Set exercise:
Return every line of the data below word for word, in the same order, adding nothing and leaving nothing out.

Provided data:
........
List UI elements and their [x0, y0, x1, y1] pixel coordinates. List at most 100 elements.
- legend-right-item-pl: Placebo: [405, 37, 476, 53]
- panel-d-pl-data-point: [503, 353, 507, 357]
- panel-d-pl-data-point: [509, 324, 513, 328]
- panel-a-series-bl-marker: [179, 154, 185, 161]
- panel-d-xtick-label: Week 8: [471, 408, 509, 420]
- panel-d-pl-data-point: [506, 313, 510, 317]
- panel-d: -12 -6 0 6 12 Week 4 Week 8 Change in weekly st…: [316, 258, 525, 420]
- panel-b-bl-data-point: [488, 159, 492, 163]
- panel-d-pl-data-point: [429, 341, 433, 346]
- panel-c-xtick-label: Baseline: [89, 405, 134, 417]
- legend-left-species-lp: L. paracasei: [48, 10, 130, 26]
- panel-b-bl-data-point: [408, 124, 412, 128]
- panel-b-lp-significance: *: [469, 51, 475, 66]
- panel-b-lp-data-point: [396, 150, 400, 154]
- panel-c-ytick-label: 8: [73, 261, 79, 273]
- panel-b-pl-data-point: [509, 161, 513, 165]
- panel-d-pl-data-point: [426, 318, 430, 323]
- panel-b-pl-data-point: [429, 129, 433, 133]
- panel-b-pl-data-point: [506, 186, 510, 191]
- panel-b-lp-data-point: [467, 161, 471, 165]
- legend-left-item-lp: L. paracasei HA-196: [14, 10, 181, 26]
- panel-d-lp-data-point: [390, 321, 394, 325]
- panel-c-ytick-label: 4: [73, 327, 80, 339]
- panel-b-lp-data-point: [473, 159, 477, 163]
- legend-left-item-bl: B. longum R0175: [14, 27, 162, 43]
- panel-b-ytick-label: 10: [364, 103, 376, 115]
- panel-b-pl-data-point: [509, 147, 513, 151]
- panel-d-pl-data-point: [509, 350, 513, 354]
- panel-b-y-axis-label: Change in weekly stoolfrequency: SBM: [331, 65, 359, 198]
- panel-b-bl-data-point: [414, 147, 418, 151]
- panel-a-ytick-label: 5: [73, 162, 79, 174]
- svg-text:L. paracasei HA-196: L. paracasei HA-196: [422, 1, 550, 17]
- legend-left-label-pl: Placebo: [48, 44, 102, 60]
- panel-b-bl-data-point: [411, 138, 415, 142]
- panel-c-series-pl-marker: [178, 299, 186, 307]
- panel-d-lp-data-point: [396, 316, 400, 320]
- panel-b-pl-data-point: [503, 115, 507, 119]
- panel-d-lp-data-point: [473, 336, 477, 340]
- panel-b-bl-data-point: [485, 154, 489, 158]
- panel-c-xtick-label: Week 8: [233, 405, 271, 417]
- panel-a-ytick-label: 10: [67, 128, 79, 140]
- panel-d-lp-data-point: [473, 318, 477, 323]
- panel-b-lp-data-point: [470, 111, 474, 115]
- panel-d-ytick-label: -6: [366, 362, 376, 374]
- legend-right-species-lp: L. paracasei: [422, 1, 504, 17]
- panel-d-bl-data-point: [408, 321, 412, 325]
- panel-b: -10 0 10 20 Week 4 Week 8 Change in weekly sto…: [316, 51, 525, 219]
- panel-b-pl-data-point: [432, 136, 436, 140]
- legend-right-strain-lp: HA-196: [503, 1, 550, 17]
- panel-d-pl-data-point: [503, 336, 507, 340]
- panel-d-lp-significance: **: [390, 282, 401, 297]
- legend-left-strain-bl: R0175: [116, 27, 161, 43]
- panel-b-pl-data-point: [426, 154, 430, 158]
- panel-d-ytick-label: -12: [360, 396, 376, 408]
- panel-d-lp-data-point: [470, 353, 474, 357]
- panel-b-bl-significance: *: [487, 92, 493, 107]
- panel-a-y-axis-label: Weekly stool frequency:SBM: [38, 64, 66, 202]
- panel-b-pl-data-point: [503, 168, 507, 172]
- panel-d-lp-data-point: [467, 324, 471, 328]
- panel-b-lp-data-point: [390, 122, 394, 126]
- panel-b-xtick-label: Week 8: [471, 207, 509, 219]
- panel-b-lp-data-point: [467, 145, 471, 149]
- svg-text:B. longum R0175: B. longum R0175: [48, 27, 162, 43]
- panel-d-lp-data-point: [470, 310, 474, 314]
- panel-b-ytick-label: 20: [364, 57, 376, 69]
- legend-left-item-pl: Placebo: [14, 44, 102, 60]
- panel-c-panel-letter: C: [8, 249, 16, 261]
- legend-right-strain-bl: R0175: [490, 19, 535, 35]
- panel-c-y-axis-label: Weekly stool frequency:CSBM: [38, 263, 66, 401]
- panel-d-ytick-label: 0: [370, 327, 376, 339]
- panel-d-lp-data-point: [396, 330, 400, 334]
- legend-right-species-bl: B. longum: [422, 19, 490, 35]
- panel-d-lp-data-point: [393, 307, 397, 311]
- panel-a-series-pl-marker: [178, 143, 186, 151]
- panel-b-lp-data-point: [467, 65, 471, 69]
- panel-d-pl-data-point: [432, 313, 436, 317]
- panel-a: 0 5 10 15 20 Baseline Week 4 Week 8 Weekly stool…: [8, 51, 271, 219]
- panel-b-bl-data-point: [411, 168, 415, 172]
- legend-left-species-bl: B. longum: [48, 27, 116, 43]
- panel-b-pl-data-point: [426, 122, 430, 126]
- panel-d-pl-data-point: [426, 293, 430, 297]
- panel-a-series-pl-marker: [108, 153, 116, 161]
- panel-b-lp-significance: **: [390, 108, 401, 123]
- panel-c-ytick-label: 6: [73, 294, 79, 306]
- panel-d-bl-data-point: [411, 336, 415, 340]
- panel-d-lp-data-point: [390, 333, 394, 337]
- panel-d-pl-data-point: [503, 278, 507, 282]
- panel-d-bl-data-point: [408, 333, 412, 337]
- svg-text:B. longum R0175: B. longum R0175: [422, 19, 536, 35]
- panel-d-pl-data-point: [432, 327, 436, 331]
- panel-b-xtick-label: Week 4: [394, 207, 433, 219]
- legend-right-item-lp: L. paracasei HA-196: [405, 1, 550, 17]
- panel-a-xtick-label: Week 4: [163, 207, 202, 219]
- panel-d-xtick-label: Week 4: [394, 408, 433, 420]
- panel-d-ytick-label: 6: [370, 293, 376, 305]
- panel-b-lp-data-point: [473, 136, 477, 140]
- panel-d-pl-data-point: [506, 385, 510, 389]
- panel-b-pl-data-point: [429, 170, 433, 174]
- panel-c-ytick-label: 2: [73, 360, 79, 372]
........
Expected output:
List UI elements and their [x0, y0, x1, y1] pixel coordinates. List at most 100 elements.
- legend-right-item-pl: Placebo: [405, 37, 476, 53]
- panel-d-pl-data-point: [503, 353, 507, 357]
- panel-d-pl-data-point: [509, 324, 513, 328]
- panel-a-series-bl-marker: [179, 154, 185, 161]
- panel-d-xtick-label: Week 8: [471, 408, 509, 420]
- panel-d-pl-data-point: [506, 313, 510, 317]
- panel-d: -12 -6 0 6 12 Week 4 Week 8 Change in weekly st…: [316, 258, 525, 420]
- panel-b-bl-data-point: [488, 159, 492, 163]
- panel-d-pl-data-point: [429, 341, 433, 346]
- panel-c-xtick-label: Baseline: [89, 405, 134, 417]
- legend-left-species-lp: L. paracasei: [48, 10, 130, 26]
- panel-b-bl-data-point: [408, 124, 412, 128]
- panel-b-lp-significance: *: [469, 51, 475, 66]
- panel-b-lp-data-point: [396, 150, 400, 154]
- panel-c-ytick-label: 8: [73, 261, 79, 273]
- panel-b-pl-data-point: [509, 161, 513, 165]
- panel-d-pl-data-point: [426, 318, 430, 323]
- panel-b-pl-data-point: [429, 129, 433, 133]
- panel-b-pl-data-point: [506, 186, 510, 191]
- panel-b-lp-data-point: [467, 161, 471, 165]
- legend-left-item-lp: L. paracasei HA-196: [14, 10, 181, 26]
- panel-d-lp-data-point: [390, 321, 394, 325]
- panel-c-ytick-label: 4: [73, 327, 80, 339]
- panel-b-lp-data-point: [473, 159, 477, 163]
- legend-left-item-bl: B. longum R0175: [14, 27, 162, 43]
- panel-b-ytick-label: 10: [364, 103, 376, 115]
- panel-b-pl-data-point: [509, 147, 513, 151]
- panel-d-pl-data-point: [509, 350, 513, 354]
- panel-b-y-axis-label: Change in weekly stoolfrequency: SBM: [331, 65, 359, 198]
- panel-b-bl-data-point: [414, 147, 418, 151]
- panel-a-ytick-label: 5: [73, 162, 79, 174]
- svg-text:L. paracasei HA-196: L. paracasei HA-196: [422, 1, 550, 17]
- legend-left-label-pl: Placebo: [48, 44, 102, 60]
- panel-b-bl-data-point: [411, 138, 415, 142]
- panel-c-series-pl-marker: [178, 299, 186, 307]
- panel-d-lp-data-point: [396, 316, 400, 320]
- panel-b-pl-data-point: [503, 115, 507, 119]
- panel-d-lp-data-point: [473, 336, 477, 340]
- panel-b-bl-data-point: [485, 154, 489, 158]
- panel-c-xtick-label: Week 8: [233, 405, 271, 417]
- panel-a-ytick-label: 10: [67, 128, 79, 140]
- panel-d-lp-data-point: [473, 318, 477, 323]
- panel-b-lp-data-point: [470, 111, 474, 115]
- panel-d-ytick-label: -6: [366, 362, 376, 374]
- legend-right-species-lp: L. paracasei: [422, 1, 504, 17]
- panel-d-bl-data-point: [408, 321, 412, 325]
- panel-b: -10 0 10 20 Week 4 Week 8 Change in weekly sto…: [316, 51, 525, 219]
- panel-b-pl-data-point: [432, 136, 436, 140]
- legend-right-strain-lp: HA-196: [503, 1, 550, 17]
- panel-d-pl-data-point: [503, 336, 507, 340]
- panel-d-lp-significance: **: [390, 282, 401, 297]
- legend-left-strain-bl: R0175: [116, 27, 161, 43]
- panel-b-pl-data-point: [426, 154, 430, 158]
- panel-d-ytick-label: -12: [360, 396, 376, 408]
- panel-d-lp-data-point: [470, 353, 474, 357]
- panel-b-bl-significance: *: [487, 92, 493, 107]
- panel-a-y-axis-label: Weekly stool frequency:SBM: [38, 64, 66, 202]
- panel-b-pl-data-point: [503, 168, 507, 172]
- panel-d-lp-data-point: [467, 324, 471, 328]
- panel-b-lp-data-point: [390, 122, 394, 126]
- panel-b-xtick-label: Week 8: [471, 207, 509, 219]
- panel-b-lp-data-point: [467, 145, 471, 149]
- svg-text:B. longum R0175: B. longum R0175: [48, 27, 162, 43]
- panel-d-lp-data-point: [470, 310, 474, 314]
- panel-b-ytick-label: 20: [364, 57, 376, 69]
- legend-left-item-pl: Placebo: [14, 44, 102, 60]
- panel-c-panel-letter: C: [8, 249, 16, 261]
- legend-right-strain-bl: R0175: [490, 19, 535, 35]
- panel-c-y-axis-label: Weekly stool frequency:CSBM: [38, 263, 66, 401]
- panel-d-ytick-label: 0: [370, 327, 376, 339]
- panel-d-lp-data-point: [396, 330, 400, 334]
- legend-right-species-bl: B. longum: [422, 19, 490, 35]
- panel-d-lp-data-point: [393, 307, 397, 311]
- panel-a-series-pl-marker: [178, 143, 186, 151]
- panel-b-lp-data-point: [467, 65, 471, 69]
- panel-d-pl-data-point: [432, 313, 436, 317]
- panel-a: 0 5 10 15 20 Baseline Week 4 Week 8 Weekly stool…: [8, 51, 271, 219]
- panel-b-bl-data-point: [411, 168, 415, 172]
- legend-left-species-bl: B. longum: [48, 27, 116, 43]
- panel-b-pl-data-point: [426, 122, 430, 126]
- panel-d-pl-data-point: [426, 293, 430, 297]
- panel-a-series-pl-marker: [108, 153, 116, 161]
- panel-b-lp-significance: **: [390, 108, 401, 123]
- panel-c-ytick-label: 6: [73, 294, 79, 306]
- panel-d-bl-data-point: [411, 336, 415, 340]
- panel-d-lp-data-point: [390, 333, 394, 337]
- panel-d-pl-data-point: [503, 278, 507, 282]
- panel-d-bl-data-point: [408, 333, 412, 337]
- svg-text:B. longum R0175: B. longum R0175: [422, 19, 536, 35]
- panel-d-pl-data-point: [432, 327, 436, 331]
- panel-b-xtick-label: Week 4: [394, 207, 433, 219]
- legend-right-item-lp: L. paracasei HA-196: [405, 1, 550, 17]
- panel-a-xtick-label: Week 4: [163, 207, 202, 219]
- panel-d-xtick-label: Week 4: [394, 408, 433, 420]
- panel-d-ytick-label: 6: [370, 293, 376, 305]
- panel-b-lp-data-point: [473, 136, 477, 140]
- panel-d-pl-data-point: [506, 385, 510, 389]
- panel-b-pl-data-point: [429, 170, 433, 174]
- panel-c-ytick-label: 2: [73, 360, 79, 372]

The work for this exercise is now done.